__Exercise details__. Copy the listing below word for word, every line of it, but leave out the pictures.

__Input__.
·····

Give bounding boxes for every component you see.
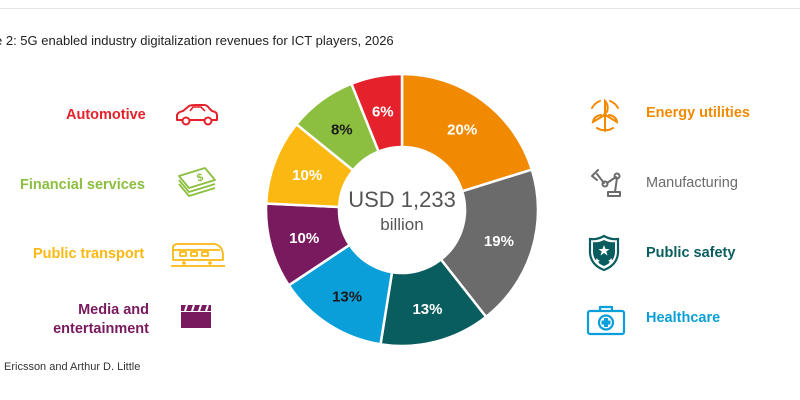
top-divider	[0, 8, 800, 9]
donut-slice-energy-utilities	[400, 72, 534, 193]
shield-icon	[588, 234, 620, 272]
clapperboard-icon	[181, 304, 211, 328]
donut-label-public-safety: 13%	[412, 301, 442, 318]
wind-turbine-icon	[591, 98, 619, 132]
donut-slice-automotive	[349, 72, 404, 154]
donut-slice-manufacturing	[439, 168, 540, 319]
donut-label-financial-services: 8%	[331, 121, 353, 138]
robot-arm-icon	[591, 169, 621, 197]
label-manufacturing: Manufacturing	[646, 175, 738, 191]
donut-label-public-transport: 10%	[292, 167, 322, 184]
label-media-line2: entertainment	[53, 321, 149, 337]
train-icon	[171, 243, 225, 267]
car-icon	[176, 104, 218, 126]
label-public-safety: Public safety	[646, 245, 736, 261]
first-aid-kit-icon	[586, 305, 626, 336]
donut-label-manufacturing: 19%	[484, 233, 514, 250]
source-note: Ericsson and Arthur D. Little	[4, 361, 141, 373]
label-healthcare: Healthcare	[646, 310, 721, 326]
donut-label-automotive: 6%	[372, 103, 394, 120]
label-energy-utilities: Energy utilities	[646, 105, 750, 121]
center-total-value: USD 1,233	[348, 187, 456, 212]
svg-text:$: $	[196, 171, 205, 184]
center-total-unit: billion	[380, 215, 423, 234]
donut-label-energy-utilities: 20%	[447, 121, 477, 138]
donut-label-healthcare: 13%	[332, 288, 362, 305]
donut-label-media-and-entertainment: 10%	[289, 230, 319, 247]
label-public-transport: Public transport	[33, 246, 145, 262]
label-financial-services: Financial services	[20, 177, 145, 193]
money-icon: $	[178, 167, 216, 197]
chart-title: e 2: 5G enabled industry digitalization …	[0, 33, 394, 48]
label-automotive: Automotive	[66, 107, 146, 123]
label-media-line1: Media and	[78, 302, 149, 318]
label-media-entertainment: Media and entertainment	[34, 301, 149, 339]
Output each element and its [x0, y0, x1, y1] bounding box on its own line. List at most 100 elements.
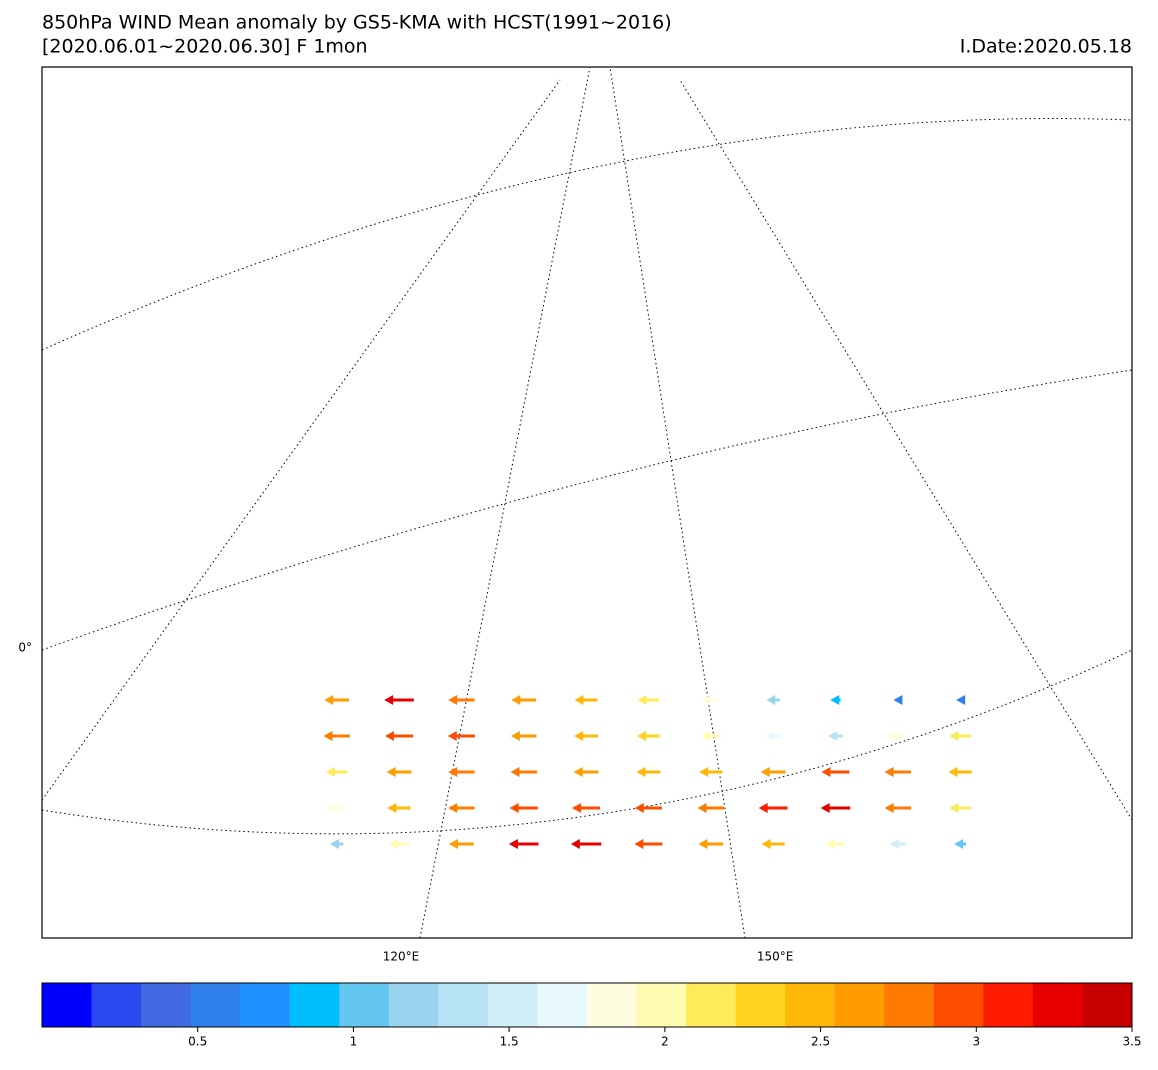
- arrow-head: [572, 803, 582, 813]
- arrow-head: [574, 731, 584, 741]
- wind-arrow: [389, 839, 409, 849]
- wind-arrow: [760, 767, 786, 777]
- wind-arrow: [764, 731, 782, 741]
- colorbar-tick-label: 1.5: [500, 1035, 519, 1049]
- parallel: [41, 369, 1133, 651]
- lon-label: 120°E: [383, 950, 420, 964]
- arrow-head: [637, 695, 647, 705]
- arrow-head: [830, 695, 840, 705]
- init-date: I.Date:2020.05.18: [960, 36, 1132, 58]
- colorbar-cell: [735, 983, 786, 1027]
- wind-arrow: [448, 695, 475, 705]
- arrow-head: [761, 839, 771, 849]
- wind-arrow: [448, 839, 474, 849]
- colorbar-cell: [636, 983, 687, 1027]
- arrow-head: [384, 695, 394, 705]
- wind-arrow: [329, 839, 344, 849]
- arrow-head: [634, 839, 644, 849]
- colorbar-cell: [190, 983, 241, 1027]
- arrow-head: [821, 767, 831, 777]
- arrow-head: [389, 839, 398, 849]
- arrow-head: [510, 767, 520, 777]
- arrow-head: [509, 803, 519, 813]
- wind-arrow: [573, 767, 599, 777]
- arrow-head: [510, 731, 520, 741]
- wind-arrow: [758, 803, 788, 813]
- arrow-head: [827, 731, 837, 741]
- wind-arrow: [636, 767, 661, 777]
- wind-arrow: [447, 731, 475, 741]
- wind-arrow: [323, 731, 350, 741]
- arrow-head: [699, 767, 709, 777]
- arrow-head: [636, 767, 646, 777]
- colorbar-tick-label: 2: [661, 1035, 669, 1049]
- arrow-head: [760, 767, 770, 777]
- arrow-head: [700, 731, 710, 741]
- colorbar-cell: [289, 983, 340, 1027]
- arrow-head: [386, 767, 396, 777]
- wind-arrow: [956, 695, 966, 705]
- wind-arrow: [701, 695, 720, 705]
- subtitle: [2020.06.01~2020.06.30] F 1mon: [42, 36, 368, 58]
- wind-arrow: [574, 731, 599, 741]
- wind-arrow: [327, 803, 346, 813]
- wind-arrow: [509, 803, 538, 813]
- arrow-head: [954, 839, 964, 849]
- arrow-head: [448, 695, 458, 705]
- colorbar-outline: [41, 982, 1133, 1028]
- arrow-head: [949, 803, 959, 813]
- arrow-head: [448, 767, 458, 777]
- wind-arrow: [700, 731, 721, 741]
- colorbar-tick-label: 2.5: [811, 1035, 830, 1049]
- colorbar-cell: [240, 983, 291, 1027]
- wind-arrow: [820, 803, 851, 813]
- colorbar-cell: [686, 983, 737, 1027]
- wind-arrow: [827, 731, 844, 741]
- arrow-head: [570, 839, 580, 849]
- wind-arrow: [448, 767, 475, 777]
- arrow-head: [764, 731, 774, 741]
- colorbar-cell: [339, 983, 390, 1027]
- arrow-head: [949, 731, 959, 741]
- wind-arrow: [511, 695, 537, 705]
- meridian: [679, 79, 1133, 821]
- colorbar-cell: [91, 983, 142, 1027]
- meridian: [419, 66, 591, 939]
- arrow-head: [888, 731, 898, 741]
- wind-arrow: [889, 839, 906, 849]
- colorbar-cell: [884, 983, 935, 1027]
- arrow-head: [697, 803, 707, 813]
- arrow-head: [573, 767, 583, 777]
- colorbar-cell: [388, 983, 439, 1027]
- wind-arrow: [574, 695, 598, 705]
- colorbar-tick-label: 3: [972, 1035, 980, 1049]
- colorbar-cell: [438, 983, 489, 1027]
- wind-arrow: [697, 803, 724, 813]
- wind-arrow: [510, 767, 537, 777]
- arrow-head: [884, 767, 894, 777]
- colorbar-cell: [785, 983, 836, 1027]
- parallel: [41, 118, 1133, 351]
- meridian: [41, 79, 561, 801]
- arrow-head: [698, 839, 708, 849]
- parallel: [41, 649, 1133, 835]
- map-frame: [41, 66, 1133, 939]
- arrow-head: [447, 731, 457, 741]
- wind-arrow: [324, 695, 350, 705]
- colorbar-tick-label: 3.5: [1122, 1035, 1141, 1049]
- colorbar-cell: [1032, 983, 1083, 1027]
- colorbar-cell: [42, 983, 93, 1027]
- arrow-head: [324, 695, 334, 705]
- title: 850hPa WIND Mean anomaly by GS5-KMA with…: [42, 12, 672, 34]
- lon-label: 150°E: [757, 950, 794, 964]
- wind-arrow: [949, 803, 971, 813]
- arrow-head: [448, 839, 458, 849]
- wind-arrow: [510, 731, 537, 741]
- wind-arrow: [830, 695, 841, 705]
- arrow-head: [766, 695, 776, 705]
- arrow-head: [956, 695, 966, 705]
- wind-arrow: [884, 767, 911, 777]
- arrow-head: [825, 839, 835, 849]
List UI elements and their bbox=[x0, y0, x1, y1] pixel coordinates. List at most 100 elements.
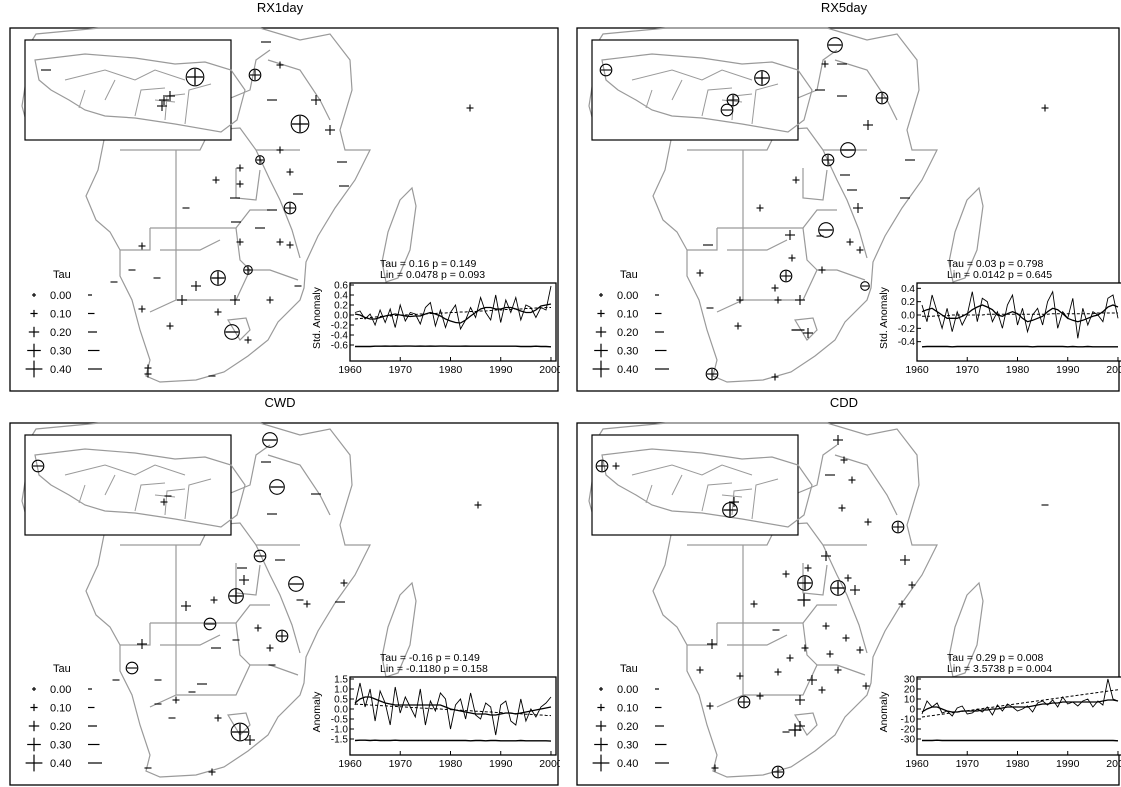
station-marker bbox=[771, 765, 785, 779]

·····

__Problem solution__.
Give bounding boxes for every component you see.
top-divider	[0, 8, 800, 9]
donut-slice-energy-utilities	[400, 72, 534, 193]
shield-icon	[588, 234, 620, 272]
clapperboard-icon	[181, 304, 211, 328]
donut-label-public-safety: 13%	[412, 301, 442, 318]
wind-turbine-icon	[591, 98, 619, 132]
donut-slice-automotive	[349, 72, 404, 154]
donut-slice-manufacturing	[439, 168, 540, 319]
donut-label-financial-services: 8%	[331, 121, 353, 138]
robot-arm-icon	[591, 169, 621, 197]
label-manufacturing: Manufacturing	[646, 175, 738, 191]
donut-label-public-transport: 10%	[292, 167, 322, 184]
label-media-line2: entertainment	[53, 321, 149, 337]
train-icon	[171, 243, 225, 267]
car-icon	[176, 104, 218, 126]
label-public-safety: Public safety	[646, 245, 736, 261]
first-aid-kit-icon	[586, 305, 626, 336]
donut-label-manufacturing: 19%	[484, 233, 514, 250]
source-note: Ericsson and Arthur D. Little	[4, 361, 141, 373]
label-healthcare: Healthcare	[646, 310, 721, 326]
donut-label-automotive: 6%	[372, 103, 394, 120]
label-energy-utilities: Energy utilities	[646, 105, 750, 121]
center-total-value: USD 1,233	[348, 187, 456, 212]
svg-text:$: $	[196, 171, 205, 184]
center-total-unit: billion	[380, 215, 423, 234]
donut-label-energy-utilities: 20%	[447, 121, 477, 138]
donut-label-healthcare: 13%	[332, 288, 362, 305]
donut-label-media-and-entertainment: 10%	[289, 230, 319, 247]
label-public-transport: Public transport	[33, 246, 145, 262]
label-financial-services: Financial services	[20, 177, 145, 193]
money-icon: $	[178, 167, 216, 197]
chart-title: e 2: 5G enabled industry digitalization …	[0, 33, 394, 48]
label-automotive: Automotive	[66, 107, 146, 123]
label-media-line1: Media and	[78, 302, 149, 318]
label-media-entertainment: Media and entertainment	[34, 301, 149, 339]
Output each element and its [x0, y0, x1, y1] bounding box on its own line. List at most 100 elements.
- arrow-head: [572, 803, 582, 813]
- arrow-head: [574, 731, 584, 741]
- wind-arrow: [389, 839, 409, 849]
- wind-arrow: [760, 767, 786, 777]
- wind-arrow: [764, 731, 782, 741]
- colorbar-tick-label: 1.5: [500, 1035, 519, 1049]
- parallel: [41, 369, 1133, 651]
- lon-label: 120°E: [383, 950, 420, 964]
- arrow-head: [637, 695, 647, 705]
- arrow-head: [830, 695, 840, 705]
- init-date: I.Date:2020.05.18: [960, 36, 1132, 58]
- colorbar-cell: [735, 983, 786, 1027]
- wind-arrow: [448, 695, 475, 705]
- arrow-head: [761, 839, 771, 849]
- wind-arrow: [448, 839, 474, 849]
- colorbar-cell: [636, 983, 687, 1027]
- arrow-head: [384, 695, 394, 705]
- wind-arrow: [329, 839, 344, 849]
- arrow-head: [634, 839, 644, 849]
- colorbar-cell: [190, 983, 241, 1027]
- arrow-head: [821, 767, 831, 777]
- arrow-head: [389, 839, 398, 849]
- arrow-head: [510, 767, 520, 777]
- arrow-head: [509, 803, 519, 813]
- wind-arrow: [573, 767, 599, 777]
- arrow-head: [510, 731, 520, 741]
- wind-arrow: [758, 803, 788, 813]
- arrow-head: [827, 731, 837, 741]
- wind-arrow: [636, 767, 661, 777]
- wind-arrow: [447, 731, 475, 741]
- wind-arrow: [323, 731, 350, 741]
- arrow-head: [699, 767, 709, 777]
- arrow-head: [636, 767, 646, 777]
- colorbar-tick-label: 2: [661, 1035, 669, 1049]
- arrow-head: [760, 767, 770, 777]
- arrow-head: [700, 731, 710, 741]
- colorbar-cell: [289, 983, 340, 1027]
- arrow-head: [386, 767, 396, 777]
- wind-arrow: [956, 695, 966, 705]
- wind-arrow: [701, 695, 720, 705]
- subtitle: [2020.06.01~2020.06.30] F 1mon: [42, 36, 368, 58]
- wind-arrow: [574, 731, 599, 741]
- wind-arrow: [327, 803, 346, 813]
- wind-arrow: [509, 803, 538, 813]
- arrow-head: [954, 839, 964, 849]
- arrow-head: [448, 695, 458, 705]
- colorbar-outline: [41, 982, 1133, 1028]
- arrow-head: [949, 803, 959, 813]
- arrow-head: [448, 767, 458, 777]
- wind-arrow: [700, 731, 721, 741]
- colorbar-tick-label: 2.5: [811, 1035, 830, 1049]
- colorbar-cell: [240, 983, 291, 1027]
- wind-arrow: [820, 803, 851, 813]
- colorbar-cell: [686, 983, 737, 1027]
- wind-arrow: [827, 731, 844, 741]
- arrow-head: [570, 839, 580, 849]
- wind-arrow: [448, 767, 475, 777]
- arrow-head: [764, 731, 774, 741]
- colorbar-cell: [339, 983, 390, 1027]
- arrow-head: [949, 731, 959, 741]
- wind-arrow: [511, 695, 537, 705]
- meridian: [679, 79, 1133, 821]
- colorbar-cell: [91, 983, 142, 1027]
- meridian: [419, 66, 591, 939]
- arrow-head: [888, 731, 898, 741]
- wind-arrow: [889, 839, 906, 849]
- colorbar-cell: [884, 983, 935, 1027]
- arrow-head: [697, 803, 707, 813]
- arrow-head: [573, 767, 583, 777]
- colorbar-cell: [388, 983, 439, 1027]
- wind-arrow: [574, 695, 598, 705]
- colorbar-tick-label: 3: [972, 1035, 980, 1049]
- colorbar-cell: [438, 983, 489, 1027]
- wind-arrow: [697, 803, 724, 813]
- wind-arrow: [510, 767, 537, 777]
- arrow-head: [884, 767, 894, 777]
- colorbar-cell: [785, 983, 836, 1027]
- parallel: [41, 118, 1133, 351]
- meridian: [41, 79, 561, 801]
- arrow-head: [698, 839, 708, 849]
- parallel: [41, 649, 1133, 835]
- map-frame: [41, 66, 1133, 939]
- arrow-head: [447, 731, 457, 741]
- wind-arrow: [324, 695, 350, 705]
- colorbar-tick-label: 3.5: [1122, 1035, 1141, 1049]
- colorbar-cell: [1032, 983, 1083, 1027]
- colorbar-cell: [42, 983, 93, 1027]
- arrow-head: [324, 695, 334, 705]
- title: 850hPa WIND Mean anomaly by GS5-KMA with…: [42, 12, 672, 34]
- lon-label: 150°E: [757, 950, 794, 964]
- wind-arrow: [949, 803, 971, 813]
- arrow-head: [448, 839, 458, 849]
- wind-arrow: [510, 731, 537, 741]
- wind-arrow: [830, 695, 841, 705]
- arrow-head: [766, 695, 776, 705]
- arrow-head: [956, 695, 966, 705]
- wind-arrow: [884, 767, 911, 777]
- arrow-head: [825, 839, 835, 849]
List UI elements and their bbox=[x0, y0, x1, y1] pixel coordinates. List at most 100 elements.
station-marker bbox=[771, 765, 785, 779]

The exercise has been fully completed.